DATA IN THIS EXERCISE
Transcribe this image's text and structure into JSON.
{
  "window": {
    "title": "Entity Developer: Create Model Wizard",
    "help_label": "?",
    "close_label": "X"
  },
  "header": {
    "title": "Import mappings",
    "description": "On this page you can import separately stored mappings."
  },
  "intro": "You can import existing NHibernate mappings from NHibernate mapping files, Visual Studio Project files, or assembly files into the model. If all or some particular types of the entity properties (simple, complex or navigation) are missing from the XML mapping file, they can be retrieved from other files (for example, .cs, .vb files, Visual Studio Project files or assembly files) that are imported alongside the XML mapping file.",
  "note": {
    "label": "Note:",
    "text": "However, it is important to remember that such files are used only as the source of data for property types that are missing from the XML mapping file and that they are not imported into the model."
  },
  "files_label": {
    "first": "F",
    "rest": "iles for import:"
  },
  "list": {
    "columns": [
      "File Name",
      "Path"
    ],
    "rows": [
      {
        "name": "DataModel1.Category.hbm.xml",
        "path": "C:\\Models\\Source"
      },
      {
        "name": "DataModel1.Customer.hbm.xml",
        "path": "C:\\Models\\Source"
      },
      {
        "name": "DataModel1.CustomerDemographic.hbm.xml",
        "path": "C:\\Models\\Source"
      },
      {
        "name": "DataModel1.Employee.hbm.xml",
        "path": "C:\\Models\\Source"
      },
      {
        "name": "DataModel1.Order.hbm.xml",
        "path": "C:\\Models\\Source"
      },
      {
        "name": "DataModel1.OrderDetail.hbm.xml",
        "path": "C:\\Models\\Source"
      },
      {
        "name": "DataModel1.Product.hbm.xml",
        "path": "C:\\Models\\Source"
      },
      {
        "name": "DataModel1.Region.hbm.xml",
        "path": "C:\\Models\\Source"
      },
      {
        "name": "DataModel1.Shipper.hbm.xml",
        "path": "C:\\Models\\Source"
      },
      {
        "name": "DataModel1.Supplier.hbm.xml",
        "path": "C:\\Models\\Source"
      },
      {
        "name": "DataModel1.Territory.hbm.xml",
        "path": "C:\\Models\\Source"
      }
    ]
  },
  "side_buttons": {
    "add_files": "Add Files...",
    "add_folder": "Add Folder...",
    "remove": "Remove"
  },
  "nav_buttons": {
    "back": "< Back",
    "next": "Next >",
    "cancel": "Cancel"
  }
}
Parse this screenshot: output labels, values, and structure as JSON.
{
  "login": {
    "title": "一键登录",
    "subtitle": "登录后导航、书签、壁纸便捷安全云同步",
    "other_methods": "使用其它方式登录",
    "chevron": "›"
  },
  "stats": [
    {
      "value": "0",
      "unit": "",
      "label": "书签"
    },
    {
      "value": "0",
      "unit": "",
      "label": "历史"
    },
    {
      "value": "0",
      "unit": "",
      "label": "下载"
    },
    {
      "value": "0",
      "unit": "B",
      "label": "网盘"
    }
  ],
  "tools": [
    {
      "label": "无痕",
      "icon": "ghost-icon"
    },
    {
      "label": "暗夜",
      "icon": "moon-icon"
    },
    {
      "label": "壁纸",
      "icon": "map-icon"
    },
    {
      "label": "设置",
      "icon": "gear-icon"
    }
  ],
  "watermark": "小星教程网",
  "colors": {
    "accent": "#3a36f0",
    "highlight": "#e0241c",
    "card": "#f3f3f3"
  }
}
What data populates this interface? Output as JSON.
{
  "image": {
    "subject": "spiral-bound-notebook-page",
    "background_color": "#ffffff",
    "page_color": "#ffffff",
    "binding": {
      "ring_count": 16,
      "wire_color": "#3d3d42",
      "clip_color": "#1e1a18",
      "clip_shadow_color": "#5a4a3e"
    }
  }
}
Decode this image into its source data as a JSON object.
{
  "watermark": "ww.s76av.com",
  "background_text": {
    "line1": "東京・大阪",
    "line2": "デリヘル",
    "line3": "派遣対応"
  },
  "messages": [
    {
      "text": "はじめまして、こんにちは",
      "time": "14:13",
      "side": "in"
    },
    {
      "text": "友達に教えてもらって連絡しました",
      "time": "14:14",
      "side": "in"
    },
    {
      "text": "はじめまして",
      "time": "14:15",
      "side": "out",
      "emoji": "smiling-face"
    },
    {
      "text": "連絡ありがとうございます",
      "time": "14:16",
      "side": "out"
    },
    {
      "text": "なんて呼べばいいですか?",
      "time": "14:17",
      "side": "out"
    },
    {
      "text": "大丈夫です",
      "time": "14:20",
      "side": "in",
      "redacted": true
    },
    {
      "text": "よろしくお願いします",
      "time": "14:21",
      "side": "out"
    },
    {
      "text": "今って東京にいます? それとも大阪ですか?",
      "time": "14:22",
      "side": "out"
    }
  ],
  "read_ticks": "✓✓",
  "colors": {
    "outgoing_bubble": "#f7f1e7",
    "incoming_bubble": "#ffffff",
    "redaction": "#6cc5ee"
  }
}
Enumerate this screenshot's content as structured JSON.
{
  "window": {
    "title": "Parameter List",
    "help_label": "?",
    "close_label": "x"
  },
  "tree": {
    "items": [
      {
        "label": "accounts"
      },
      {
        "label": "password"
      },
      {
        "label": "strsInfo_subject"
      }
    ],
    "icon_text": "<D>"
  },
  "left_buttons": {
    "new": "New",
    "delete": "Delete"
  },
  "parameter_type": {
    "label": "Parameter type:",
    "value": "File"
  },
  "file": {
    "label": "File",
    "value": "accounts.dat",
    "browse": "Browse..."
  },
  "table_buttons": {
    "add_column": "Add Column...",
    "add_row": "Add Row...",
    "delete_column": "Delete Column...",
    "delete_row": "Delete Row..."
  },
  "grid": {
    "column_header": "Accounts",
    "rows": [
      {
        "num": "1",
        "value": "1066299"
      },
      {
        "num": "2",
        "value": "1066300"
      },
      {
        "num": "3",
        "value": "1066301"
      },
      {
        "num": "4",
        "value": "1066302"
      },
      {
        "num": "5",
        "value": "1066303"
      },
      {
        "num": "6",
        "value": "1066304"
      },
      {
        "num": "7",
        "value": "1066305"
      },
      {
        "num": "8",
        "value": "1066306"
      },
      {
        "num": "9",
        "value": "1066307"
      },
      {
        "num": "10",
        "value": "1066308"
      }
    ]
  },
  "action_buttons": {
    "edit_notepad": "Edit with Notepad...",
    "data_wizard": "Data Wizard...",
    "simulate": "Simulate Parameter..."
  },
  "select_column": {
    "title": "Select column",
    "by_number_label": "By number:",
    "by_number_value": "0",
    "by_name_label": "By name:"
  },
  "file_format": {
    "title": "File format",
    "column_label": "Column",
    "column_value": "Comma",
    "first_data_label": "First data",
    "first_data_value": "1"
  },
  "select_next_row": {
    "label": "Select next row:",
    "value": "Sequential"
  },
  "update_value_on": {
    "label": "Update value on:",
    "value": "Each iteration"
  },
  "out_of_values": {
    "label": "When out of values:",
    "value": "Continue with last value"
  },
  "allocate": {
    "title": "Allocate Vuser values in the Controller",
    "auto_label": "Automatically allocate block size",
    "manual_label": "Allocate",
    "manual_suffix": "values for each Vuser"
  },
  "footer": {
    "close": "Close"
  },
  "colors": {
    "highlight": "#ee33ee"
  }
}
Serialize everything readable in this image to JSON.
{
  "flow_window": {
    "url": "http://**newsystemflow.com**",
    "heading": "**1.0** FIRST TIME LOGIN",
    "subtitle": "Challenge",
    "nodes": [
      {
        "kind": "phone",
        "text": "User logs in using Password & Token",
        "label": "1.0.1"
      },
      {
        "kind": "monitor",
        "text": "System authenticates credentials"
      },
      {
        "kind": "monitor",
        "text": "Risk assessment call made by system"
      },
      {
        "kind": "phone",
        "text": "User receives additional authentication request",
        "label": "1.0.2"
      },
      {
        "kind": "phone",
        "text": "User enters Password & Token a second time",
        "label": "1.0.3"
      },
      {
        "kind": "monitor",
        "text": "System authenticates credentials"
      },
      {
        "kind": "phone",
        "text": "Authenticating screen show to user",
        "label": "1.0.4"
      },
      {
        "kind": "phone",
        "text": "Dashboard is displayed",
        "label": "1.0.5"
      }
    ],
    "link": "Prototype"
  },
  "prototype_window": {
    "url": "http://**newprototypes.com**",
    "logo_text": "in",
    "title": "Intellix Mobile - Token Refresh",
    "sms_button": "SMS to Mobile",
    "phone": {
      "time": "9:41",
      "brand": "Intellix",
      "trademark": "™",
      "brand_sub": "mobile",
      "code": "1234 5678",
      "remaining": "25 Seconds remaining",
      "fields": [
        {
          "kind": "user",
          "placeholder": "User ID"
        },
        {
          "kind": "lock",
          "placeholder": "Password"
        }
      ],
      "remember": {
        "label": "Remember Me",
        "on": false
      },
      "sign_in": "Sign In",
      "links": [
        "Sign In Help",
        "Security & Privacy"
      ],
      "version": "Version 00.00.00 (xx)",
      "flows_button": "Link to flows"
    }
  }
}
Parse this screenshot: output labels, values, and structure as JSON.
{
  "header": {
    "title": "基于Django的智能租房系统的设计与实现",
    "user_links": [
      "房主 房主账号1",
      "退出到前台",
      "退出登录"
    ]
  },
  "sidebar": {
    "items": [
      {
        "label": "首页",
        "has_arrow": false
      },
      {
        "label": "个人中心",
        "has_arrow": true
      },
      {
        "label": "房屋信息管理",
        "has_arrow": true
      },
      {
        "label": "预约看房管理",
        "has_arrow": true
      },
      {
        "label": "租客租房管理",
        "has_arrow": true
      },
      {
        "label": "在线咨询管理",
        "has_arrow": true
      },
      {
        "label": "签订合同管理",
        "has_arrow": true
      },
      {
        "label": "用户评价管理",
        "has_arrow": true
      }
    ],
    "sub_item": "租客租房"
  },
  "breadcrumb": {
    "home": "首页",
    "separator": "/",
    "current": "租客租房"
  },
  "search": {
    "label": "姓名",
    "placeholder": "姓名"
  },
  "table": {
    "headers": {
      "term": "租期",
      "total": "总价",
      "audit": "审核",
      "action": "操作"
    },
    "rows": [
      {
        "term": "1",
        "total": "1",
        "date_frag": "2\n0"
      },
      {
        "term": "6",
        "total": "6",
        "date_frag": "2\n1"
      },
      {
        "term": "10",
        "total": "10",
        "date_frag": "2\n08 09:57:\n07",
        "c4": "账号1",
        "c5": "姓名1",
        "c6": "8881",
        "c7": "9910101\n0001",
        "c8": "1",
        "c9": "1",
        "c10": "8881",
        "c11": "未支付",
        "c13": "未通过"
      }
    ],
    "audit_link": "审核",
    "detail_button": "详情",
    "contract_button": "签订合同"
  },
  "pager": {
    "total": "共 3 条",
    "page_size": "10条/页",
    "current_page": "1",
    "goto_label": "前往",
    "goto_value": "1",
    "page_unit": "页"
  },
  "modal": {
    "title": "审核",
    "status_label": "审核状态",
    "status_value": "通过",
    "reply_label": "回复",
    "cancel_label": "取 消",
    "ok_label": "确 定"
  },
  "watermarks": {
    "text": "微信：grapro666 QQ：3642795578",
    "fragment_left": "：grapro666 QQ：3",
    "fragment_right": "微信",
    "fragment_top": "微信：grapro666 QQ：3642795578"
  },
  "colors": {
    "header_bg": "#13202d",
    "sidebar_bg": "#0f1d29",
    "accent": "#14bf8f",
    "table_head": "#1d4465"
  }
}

WHAT IS REQUIRED
Read through the entries and copy each line in which "they" appears.

TASK SOLUTION
  "intro": "You can import existing NHibernate mappings from NHibernate mapping files, Visual Studio Project files, or assembly files into the model. If all or some particular types of the entity properties (simple, complex or navigation) are missing from the XML mapping file, they can be retrieved from other files (for example, .cs, .vb files, Visual Studio Project files or assembly files) that are imported alongside the XML mapping file.",
    "text": "However, it is important to remember that such files are used only as the source of data for property types that are missing from the XML mapping file and that they are not imported into the model."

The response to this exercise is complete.